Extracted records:

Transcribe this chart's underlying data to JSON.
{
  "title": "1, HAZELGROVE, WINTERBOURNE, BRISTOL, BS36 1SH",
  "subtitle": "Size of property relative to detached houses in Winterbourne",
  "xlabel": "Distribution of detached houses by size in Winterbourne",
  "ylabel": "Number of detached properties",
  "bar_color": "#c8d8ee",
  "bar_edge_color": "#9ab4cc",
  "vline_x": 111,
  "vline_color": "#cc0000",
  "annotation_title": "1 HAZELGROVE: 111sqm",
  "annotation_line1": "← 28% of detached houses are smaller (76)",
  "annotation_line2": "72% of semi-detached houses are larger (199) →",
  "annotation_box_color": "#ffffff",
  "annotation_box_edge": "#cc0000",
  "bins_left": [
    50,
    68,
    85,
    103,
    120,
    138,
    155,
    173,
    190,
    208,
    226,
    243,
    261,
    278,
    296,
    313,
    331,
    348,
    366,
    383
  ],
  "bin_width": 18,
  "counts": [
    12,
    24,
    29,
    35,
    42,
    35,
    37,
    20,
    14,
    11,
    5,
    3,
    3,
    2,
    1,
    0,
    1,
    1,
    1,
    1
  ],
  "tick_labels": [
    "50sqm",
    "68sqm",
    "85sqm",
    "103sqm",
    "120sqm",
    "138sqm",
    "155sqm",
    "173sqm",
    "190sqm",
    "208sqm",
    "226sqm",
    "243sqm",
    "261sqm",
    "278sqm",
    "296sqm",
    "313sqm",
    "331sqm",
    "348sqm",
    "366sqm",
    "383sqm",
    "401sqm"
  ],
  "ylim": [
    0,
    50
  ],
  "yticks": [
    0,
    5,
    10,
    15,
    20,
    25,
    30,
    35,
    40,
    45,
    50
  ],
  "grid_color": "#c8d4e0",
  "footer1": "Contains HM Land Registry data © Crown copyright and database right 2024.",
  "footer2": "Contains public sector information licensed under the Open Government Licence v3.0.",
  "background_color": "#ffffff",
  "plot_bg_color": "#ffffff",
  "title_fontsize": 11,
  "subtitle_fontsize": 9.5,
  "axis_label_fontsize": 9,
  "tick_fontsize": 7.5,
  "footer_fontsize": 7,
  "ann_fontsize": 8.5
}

Stated problem: Among the entries above, how many lines include the word "houses"? Give the number with no comment.

Exercise solution: 4